• Exercise goal: Turn every line of the records below into a Markdown table with two columns, "No." for the row number and "Text" for the line, and leave out any blank lines.

• Data entries:
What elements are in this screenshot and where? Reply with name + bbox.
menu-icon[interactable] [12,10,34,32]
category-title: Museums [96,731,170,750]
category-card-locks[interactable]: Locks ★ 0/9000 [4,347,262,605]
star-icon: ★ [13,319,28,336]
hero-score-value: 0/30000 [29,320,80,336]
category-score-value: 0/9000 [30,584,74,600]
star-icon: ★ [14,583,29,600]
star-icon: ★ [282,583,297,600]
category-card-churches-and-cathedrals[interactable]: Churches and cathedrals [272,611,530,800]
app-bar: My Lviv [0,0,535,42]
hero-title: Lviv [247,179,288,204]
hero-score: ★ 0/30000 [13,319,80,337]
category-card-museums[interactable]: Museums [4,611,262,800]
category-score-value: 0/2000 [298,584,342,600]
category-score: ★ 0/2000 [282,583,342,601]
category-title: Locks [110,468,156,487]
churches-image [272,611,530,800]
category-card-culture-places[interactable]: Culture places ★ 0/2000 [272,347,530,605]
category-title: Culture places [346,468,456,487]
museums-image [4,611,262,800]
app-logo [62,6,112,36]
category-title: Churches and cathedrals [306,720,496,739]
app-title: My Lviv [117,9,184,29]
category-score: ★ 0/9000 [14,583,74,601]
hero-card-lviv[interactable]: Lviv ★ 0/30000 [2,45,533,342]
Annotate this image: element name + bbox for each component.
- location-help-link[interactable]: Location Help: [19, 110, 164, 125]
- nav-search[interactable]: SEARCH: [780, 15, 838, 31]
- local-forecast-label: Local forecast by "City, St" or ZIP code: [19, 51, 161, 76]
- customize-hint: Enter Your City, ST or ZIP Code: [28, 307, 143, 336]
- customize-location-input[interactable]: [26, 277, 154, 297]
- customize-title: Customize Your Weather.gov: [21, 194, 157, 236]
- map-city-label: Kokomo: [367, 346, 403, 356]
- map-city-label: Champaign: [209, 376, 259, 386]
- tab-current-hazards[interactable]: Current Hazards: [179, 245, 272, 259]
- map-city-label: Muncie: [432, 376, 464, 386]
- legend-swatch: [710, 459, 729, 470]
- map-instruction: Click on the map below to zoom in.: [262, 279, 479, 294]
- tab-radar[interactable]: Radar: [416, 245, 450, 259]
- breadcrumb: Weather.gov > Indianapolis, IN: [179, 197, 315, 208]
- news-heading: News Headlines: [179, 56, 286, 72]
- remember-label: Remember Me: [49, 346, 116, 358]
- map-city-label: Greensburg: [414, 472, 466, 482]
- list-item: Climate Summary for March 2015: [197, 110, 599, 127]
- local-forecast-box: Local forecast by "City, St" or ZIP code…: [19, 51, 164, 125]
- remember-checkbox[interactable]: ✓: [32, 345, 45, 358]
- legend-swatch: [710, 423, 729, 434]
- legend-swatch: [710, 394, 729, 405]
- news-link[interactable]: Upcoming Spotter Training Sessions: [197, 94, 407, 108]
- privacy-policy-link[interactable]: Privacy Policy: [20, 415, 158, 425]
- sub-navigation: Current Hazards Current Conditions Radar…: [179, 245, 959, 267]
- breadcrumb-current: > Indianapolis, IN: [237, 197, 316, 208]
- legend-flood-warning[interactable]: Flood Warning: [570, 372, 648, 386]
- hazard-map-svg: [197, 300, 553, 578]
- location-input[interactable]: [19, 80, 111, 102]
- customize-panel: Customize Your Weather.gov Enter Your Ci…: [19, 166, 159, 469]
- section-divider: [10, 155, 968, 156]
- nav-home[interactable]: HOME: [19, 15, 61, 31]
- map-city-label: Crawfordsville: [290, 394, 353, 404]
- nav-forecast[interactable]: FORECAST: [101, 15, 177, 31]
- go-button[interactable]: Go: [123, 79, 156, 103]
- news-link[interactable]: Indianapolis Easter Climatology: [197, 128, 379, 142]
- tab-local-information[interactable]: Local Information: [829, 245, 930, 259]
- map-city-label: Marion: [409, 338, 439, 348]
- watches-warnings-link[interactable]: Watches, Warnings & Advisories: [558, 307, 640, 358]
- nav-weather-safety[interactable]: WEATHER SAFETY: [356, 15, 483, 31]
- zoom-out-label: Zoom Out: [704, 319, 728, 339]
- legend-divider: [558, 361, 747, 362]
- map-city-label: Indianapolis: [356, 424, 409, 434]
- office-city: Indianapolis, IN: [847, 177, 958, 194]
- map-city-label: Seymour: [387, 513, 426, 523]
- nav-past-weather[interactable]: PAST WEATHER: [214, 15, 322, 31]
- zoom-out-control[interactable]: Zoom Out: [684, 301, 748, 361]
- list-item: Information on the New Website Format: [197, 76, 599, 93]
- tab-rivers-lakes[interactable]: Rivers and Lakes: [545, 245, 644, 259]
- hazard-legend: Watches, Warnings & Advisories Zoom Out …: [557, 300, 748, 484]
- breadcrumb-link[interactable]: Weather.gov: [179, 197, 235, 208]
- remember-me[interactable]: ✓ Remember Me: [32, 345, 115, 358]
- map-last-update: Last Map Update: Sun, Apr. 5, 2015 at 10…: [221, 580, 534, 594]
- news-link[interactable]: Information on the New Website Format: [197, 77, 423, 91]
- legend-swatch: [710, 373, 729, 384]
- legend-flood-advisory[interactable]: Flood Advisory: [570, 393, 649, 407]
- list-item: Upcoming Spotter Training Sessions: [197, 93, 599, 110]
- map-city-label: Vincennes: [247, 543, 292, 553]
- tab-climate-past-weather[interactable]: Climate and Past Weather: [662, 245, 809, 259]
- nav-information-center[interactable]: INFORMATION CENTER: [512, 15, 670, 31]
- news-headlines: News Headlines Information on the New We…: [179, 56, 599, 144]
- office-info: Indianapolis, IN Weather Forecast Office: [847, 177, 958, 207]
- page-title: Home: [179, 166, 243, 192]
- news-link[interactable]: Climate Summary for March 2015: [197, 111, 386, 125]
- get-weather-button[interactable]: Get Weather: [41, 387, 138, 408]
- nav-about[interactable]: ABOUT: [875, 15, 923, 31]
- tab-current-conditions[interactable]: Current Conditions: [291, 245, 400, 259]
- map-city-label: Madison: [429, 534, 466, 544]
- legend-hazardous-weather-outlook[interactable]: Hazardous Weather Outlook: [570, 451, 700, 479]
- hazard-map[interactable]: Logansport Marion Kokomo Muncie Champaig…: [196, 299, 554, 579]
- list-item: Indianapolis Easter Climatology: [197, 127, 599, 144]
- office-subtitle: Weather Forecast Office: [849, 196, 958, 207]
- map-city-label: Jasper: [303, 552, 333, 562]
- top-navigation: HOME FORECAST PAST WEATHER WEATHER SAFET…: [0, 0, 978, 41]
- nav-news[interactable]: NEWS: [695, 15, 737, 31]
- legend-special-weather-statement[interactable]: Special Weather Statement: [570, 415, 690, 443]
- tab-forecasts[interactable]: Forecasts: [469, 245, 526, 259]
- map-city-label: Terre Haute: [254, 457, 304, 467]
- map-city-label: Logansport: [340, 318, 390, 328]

• Finished exercise:
| No. | Text |
|---|---|
| 1 | What elements are in this screenshot and where? Reply with name + bbox. |
| 2 | menu-icon[interactable] [12,10,34,32] |
| 3 | category-title: Museums [96,731,170,750] |
| 4 | category-card-locks[interactable]: Locks ★ 0/9000 [4,347,262,605] |
| 5 | star-icon: ★ [13,319,28,336] |
| 6 | hero-score-value: 0/30000 [29,320,80,336] |
| 7 | category-score-value: 0/9000 [30,584,74,600] |
| 8 | star-icon: ★ [14,583,29,600] |
| 9 | star-icon: ★ [282,583,297,600] |
| 10 | category-card-churches-and-cathedrals[interactable]: Churches and cathedrals [272,611,530,800] |
| 11 | app-bar: My Lviv [0,0,535,42] |
| 12 | hero-title: Lviv [247,179,288,204] |
| 13 | hero-score: ★ 0/30000 [13,319,80,337] |
| 14 | category-card-museums[interactable]: Museums [4,611,262,800] |
| 15 | category-score-value: 0/2000 [298,584,342,600] |
| 16 | category-score: ★ 0/2000 [282,583,342,601] |
| 17 | category-title: Locks [110,468,156,487] |
| 18 | churches-image [272,611,530,800] |
| 19 | category-card-culture-places[interactable]: Culture places ★ 0/2000 [272,347,530,605] |
| 20 | category-title: Culture places [346,468,456,487] |
| 21 | museums-image [4,611,262,800] |
| 22 | app-logo [62,6,112,36] |
| 23 | category-title: Churches and cathedrals [306,720,496,739] |
| 24 | app-title: My Lviv [117,9,184,29] |
| 25 | category-score: ★ 0/9000 [14,583,74,601] |
| 26 | hero-card-lviv[interactable]: Lviv ★ 0/30000 [2,45,533,342] |
| 27 | Annotate this image: element name + bbox for each component. |
| 28 | - location-help-link[interactable]: Location Help: [19, 110, 164, 125] |
| 29 | - nav-search[interactable]: SEARCH: [780, 15, 838, 31] |
| 30 | - local-forecast-label: Local forecast by "City, St" or ZIP code: [19, 51, 161, 76] |
| 31 | - customize-hint: Enter Your City, ST or ZIP Code: [28, 307, 143, 336] |
| 32 | - customize-location-input[interactable]: [26, 277, 154, 297] |
| 33 | - customize-title: Customize Your Weather.gov: [21, 194, 157, 236] |
| 34 | - map-city-label: Kokomo: [367, 346, 403, 356] |
| 35 | - map-city-label: Champaign: [209, 376, 259, 386] |
| 36 | - tab-current-hazards[interactable]: Current Hazards: [179, 245, 272, 259] |
| 37 | - map-city-label: Muncie: [432, 376, 464, 386] |
| 38 | - legend-swatch: [710, 459, 729, 470] |
| 39 | - map-instruction: Click on the map below to zoom in.: [262, 279, 479, 294] |
| 40 | - tab-radar[interactable]: Radar: [416, 245, 450, 259] |
| 41 | - breadcrumb: Weather.gov > Indianapolis, IN: [179, 197, 315, 208] |
| 42 | - news-heading: News Headlines: [179, 56, 286, 72] |
| 43 | - remember-label: Remember Me: [49, 346, 116, 358] |
| 44 | - map-city-label: Greensburg: [414, 472, 466, 482] |
| 45 | - list-item: Climate Summary for March 2015: [197, 110, 599, 127] |
| 46 | - local-forecast-box: Local forecast by "City, St" or ZIP code…: [19, 51, 164, 125] |
| 47 | - remember-checkbox[interactable]: ✓: [32, 345, 45, 358] |
| 48 | - legend-swatch: [710, 423, 729, 434] |
| 49 | - legend-swatch: [710, 394, 729, 405] |
| 50 | - news-link[interactable]: Upcoming Spotter Training Sessions: [197, 94, 407, 108] |
| 51 | - privacy-policy-link[interactable]: Privacy Policy: [20, 415, 158, 425] |
| 52 | - sub-navigation: Current Hazards Current Conditions Radar…: [179, 245, 959, 267] |
| 53 | - breadcrumb-current: > Indianapolis, IN: [237, 197, 316, 208] |
| 54 | - legend-flood-warning[interactable]: Flood Warning: [570, 372, 648, 386] |
| 55 | - hazard-map-svg: [197, 300, 553, 578] |
| 56 | - location-input[interactable]: [19, 80, 111, 102] |
| 57 | - customize-panel: Customize Your Weather.gov Enter Your Ci…: [19, 166, 159, 469] |
| 58 | - section-divider: [10, 155, 968, 156] |
| 59 | - nav-home[interactable]: HOME: [19, 15, 61, 31] |
| 60 | - map-city-label: Crawfordsville: [290, 394, 353, 404] |
| 61 | - nav-forecast[interactable]: FORECAST: [101, 15, 177, 31] |
| 62 | - go-button[interactable]: Go: [123, 79, 156, 103] |
| 63 | - news-link[interactable]: Indianapolis Easter Climatology: [197, 128, 379, 142] |
| 64 | - tab-local-information[interactable]: Local Information: [829, 245, 930, 259] |
| 65 | - map-city-label: Marion: [409, 338, 439, 348] |
| 66 | - watches-warnings-link[interactable]: Watches, Warnings & Advisories: [558, 307, 640, 358] |
| 67 | - nav-weather-safety[interactable]: WEATHER SAFETY: [356, 15, 483, 31] |
| 68 | - zoom-out-label: Zoom Out: [704, 319, 728, 339] |
| 69 | - legend-divider: [558, 361, 747, 362] |
| 70 | - map-city-label: Indianapolis: [356, 424, 409, 434] |
| 71 | - office-city: Indianapolis, IN: [847, 177, 958, 194] |
| 72 | - map-city-label: Seymour: [387, 513, 426, 523] |
| 73 | - nav-past-weather[interactable]: PAST WEATHER: [214, 15, 322, 31] |
| 74 | - zoom-out-control[interactable]: Zoom Out: [684, 301, 748, 361] |
| 75 | - list-item: Information on the New Website Format: [197, 76, 599, 93] |
| 76 | - tab-rivers-lakes[interactable]: Rivers and Lakes: [545, 245, 644, 259] |
| 77 | - hazard-legend: Watches, Warnings & Advisories Zoom Out …: [557, 300, 748, 484] |
| 78 | - breadcrumb-link[interactable]: Weather.gov: [179, 197, 235, 208] |
| 79 | - remember-me[interactable]: ✓ Remember Me: [32, 345, 115, 358] |
| 80 | - map-last-update: Last Map Update: Sun, Apr. 5, 2015 at 10…: [221, 580, 534, 594] |
| 81 | - news-link[interactable]: Information on the New Website Format: [197, 77, 423, 91] |
| 82 | - legend-swatch: [710, 373, 729, 384] |
| 83 | - legend-flood-advisory[interactable]: Flood Advisory: [570, 393, 649, 407] |
| 84 | - list-item: Upcoming Spotter Training Sessions: [197, 93, 599, 110] |
| 85 | - map-city-label: Vincennes: [247, 543, 292, 553] |
| 86 | - tab-climate-past-weather[interactable]: Climate and Past Weather: [662, 245, 809, 259] |
| 87 | - nav-information-center[interactable]: INFORMATION CENTER: [512, 15, 670, 31] |
| 88 | - news-headlines: News Headlines Information on the New We…: [179, 56, 599, 144] |
| 89 | - office-info: Indianapolis, IN Weather Forecast Office: [847, 177, 958, 207] |
| 90 | - page-title: Home: [179, 166, 243, 192] |
| 91 | - news-link[interactable]: Climate Summary for March 2015: [197, 111, 386, 125] |
| 92 | - get-weather-button[interactable]: Get Weather: [41, 387, 138, 408] |
| 93 | - nav-about[interactable]: ABOUT: [875, 15, 923, 31] |
| 94 | - tab-current-conditions[interactable]: Current Conditions: [291, 245, 400, 259] |
| 95 | - map-city-label: Madison: [429, 534, 466, 544] |
| 96 | - legend-hazardous-weather-outlook[interactable]: Hazardous Weather Outlook: [570, 451, 700, 479] |
| 97 | - hazard-map[interactable]: Logansport Marion Kokomo Muncie Champaig…: [196, 299, 554, 579] |
| 98 | - list-item: Indianapolis Easter Climatology: [197, 127, 599, 144] |
| 99 | - office-subtitle: Weather Forecast Office: [849, 196, 958, 207] |
| 100 | - map-city-label: Jasper: [303, 552, 333, 562] |
| 101 | - top-navigation: HOME FORECAST PAST WEATHER WEATHER SAFET…: [0, 0, 978, 41] |
| 102 | - nav-news[interactable]: NEWS: [695, 15, 737, 31] |
| 103 | - legend-special-weather-statement[interactable]: Special Weather Statement: [570, 415, 690, 443] |
| 104 | - tab-forecasts[interactable]: Forecasts: [469, 245, 526, 259] |
| 105 | - map-city-label: Terre Haute: [254, 457, 304, 467] |
| 106 | - map-city-label: Logansport: [340, 318, 390, 328] |